◆ Your objective
Copy the records that follow exactly as written, but not their pictures.

◆ Extracted material
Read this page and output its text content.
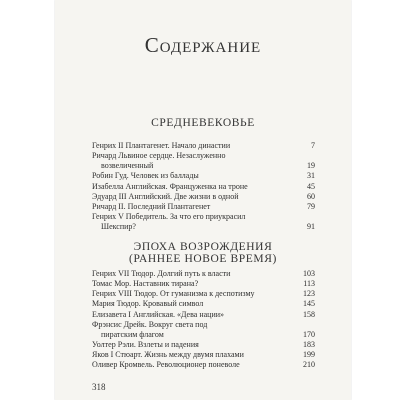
Содержание
СРЕДНЕВЕКОВЬЕ
Генрих II Плантагенет. Начало династии	7
Ричард Львиное сердце. Незаслуженно
возвеличенный	19
Робин Гуд. Человек из баллады	31
Изабелла Английская. Француженка на троне	45
Эдуард III Английский. Две жизни в одной	60
Ричард II. Последний Плантагенет	79
Генрих V Победитель. За что его приукрасил
Шекспир?	91
ЭПОХА ВОЗРОЖДЕНИЯ
(РАННЕЕ НОВОЕ ВРЕМЯ)
Генрих VII Тюдор. Долгий путь к власти	103
Томас Мор. Наставник тирана?	113
Генрих VIII Тюдор. От гуманизма к деспотизму	123
Мария Тюдор. Кровавый символ	145
Елизавета I Английская. «Дева нации»	158
Фрэнсис Дрейк. Вокруг света под
пиратским флагом	170
Уолтер Рэли. Взлеты и падения	183
Яков I Стюарт. Жизнь между двумя плахами	199
Оливер Кромвель. Революционер поневоле	210
318
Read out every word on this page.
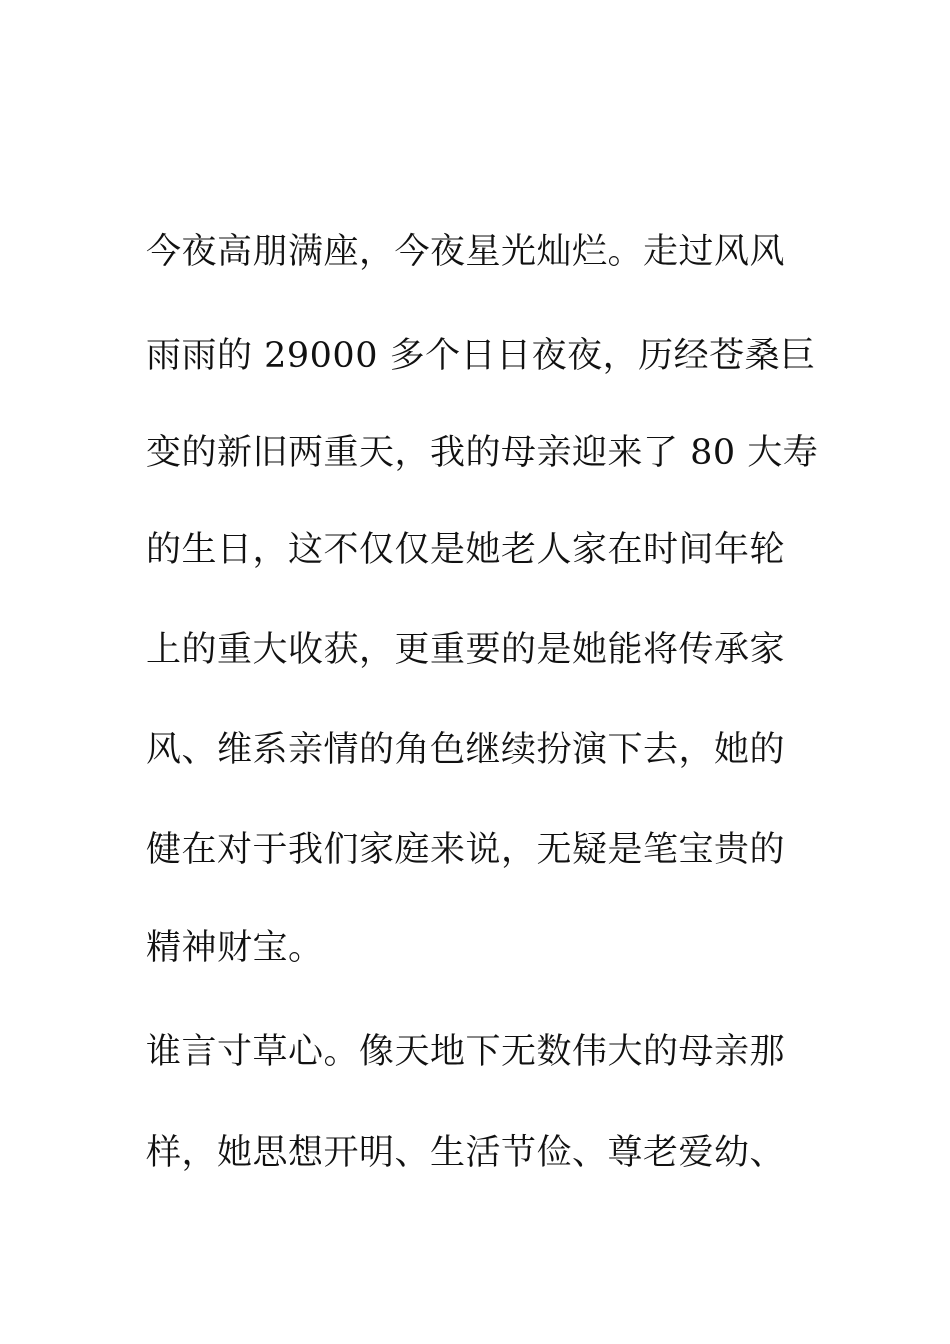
今夜高朋满座，今夜星光灿烂。走过风风
雨雨的 29000 多个日日夜夜，历经苍桑巨
变的新旧两重天，我的母亲迎来了 80 大寿
的生日，这不仅仅是她老人家在时间年轮
上的重大收获，更重要的是她能将传承家
风、维系亲情的角色继续扮演下去，她的
健在对于我们家庭来说，无疑是笔宝贵的
精神财宝。
谁言寸草心。像天地下无数伟大的母亲那
样，她思想开明、生活节俭、尊老爱幼、
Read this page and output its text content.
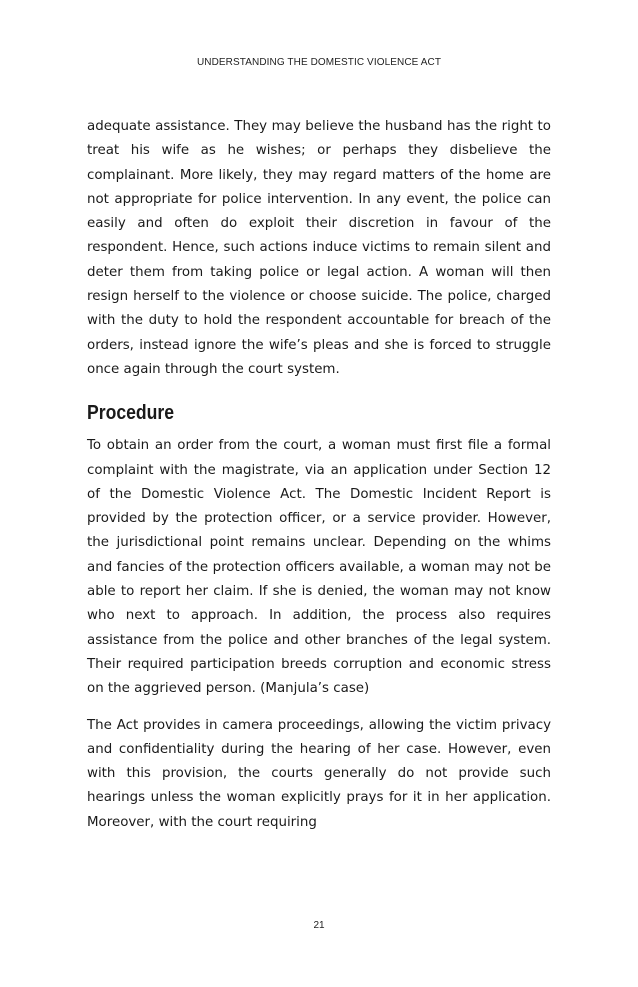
UNDERSTANDING THE DOMESTIC VIOLENCE ACT

adequate assistance. They may believe the husband has the right to treat his wife as he wishes; or perhaps they disbelieve the complainant. More likely, they may regard matters of the home are not appropriate for police intervention. In any event, the police can easily and often do exploit their discretion in favour of the respondent. Hence, such actions induce victims to remain silent and deter them from taking police or legal action. A woman will then resign herself to the violence or choose suicide. The police, charged with the duty to hold the respondent accountable for breach of the orders, instead ignore the wife’s pleas and she is forced to struggle once again through the court system.

Procedure

To obtain an order from the court, a woman must first file a formal complaint with the magistrate, via an application under Section 12 of the Domestic Violence Act. The Domestic Incident Report is provided by the protection officer, or a service provider. However, the jurisdictional point remains unclear. Depending on the whims and fancies of the protection officers available, a woman may not be able to report her claim. If she is denied, the woman may not know who next to approach. In addition, the process also requires assistance from the police and other branches of the legal system. Their required participation breeds corruption and economic stress on the aggrieved person. (Manjula’s case)

The Act provides in camera proceedings, allowing the victim privacy and confidentiality during the hearing of her case. However, even with this provision, the courts generally do not provide such hearings unless the woman explicitly prays for it in her application. Moreover, with the court requiring

21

◆ Task output
Read this page and output its text content.
Содержание
СРЕДНЕВЕКОВЬЕ
Генрих II Плантагенет. Начало династии	7
Ричард Львиное сердце. Незаслуженно
возвеличенный	19
Робин Гуд. Человек из баллады	31
Изабелла Английская. Француженка на троне	45
Эдуард III Английский. Две жизни в одной	60
Ричард II. Последний Плантагенет	79
Генрих V Победитель. За что его приукрасил
Шекспир?	91
ЭПОХА ВОЗРОЖДЕНИЯ
(РАННЕЕ НОВОЕ ВРЕМЯ)
Генрих VII Тюдор. Долгий путь к власти	103
Томас Мор. Наставник тирана?	113
Генрих VIII Тюдор. От гуманизма к деспотизму	123
Мария Тюдор. Кровавый символ	145
Елизавета I Английская. «Дева нации»	158
Фрэнсис Дрейк. Вокруг света под
пиратским флагом	170
Уолтер Рэли. Взлеты и падения	183
Яков I Стюарт. Жизнь между двумя плахами	199
Оливер Кромвель. Революционер поневоле	210
318
Read out every word on this page.
今夜高朋满座，今夜星光灿烂。走过风风
雨雨的 29000 多个日日夜夜，历经苍桑巨
变的新旧两重天，我的母亲迎来了 80 大寿
的生日，这不仅仅是她老人家在时间年轮
上的重大收获，更重要的是她能将传承家
风、维系亲情的角色继续扮演下去，她的
健在对于我们家庭来说，无疑是笔宝贵的
精神财宝。
谁言寸草心。像天地下无数伟大的母亲那
样，她思想开明、生活节俭、尊老爱幼、
Read this page and output its text content.
UNDERSTANDING THE DOMESTIC VIOLENCE ACT

adequate assistance. They may believe the husband has the right to treat his wife as he wishes; or perhaps they disbelieve the complainant. More likely, they may regard matters of the home are not appropriate for police intervention. In any event, the police can easily and often do exploit their discretion in favour of the respondent. Hence, such actions induce victims to remain silent and deter them from taking police or legal action. A woman will then resign herself to the violence or choose suicide. The police, charged with the duty to hold the respondent accountable for breach of the orders, instead ignore the wife’s pleas and she is forced to struggle once again through the court system.

Procedure

To obtain an order from the court, a woman must first file a formal complaint with the magistrate, via an application under Section 12 of the Domestic Violence Act. The Domestic Incident Report is provided by the protection officer, or a service provider. However, the jurisdictional point remains unclear. Depending on the whims and fancies of the protection officers available, a woman may not be able to report her claim. If she is denied, the woman may not know who next to approach. In addition, the process also requires assistance from the police and other branches of the legal system. Their required participation breeds corruption and economic stress on the aggrieved person. (Manjula’s case)

The Act provides in camera proceedings, allowing the victim privacy and confidentiality during the hearing of her case. However, even with this provision, the courts generally do not provide such hearings unless the woman explicitly prays for it in her application. Moreover, with the court requiring

21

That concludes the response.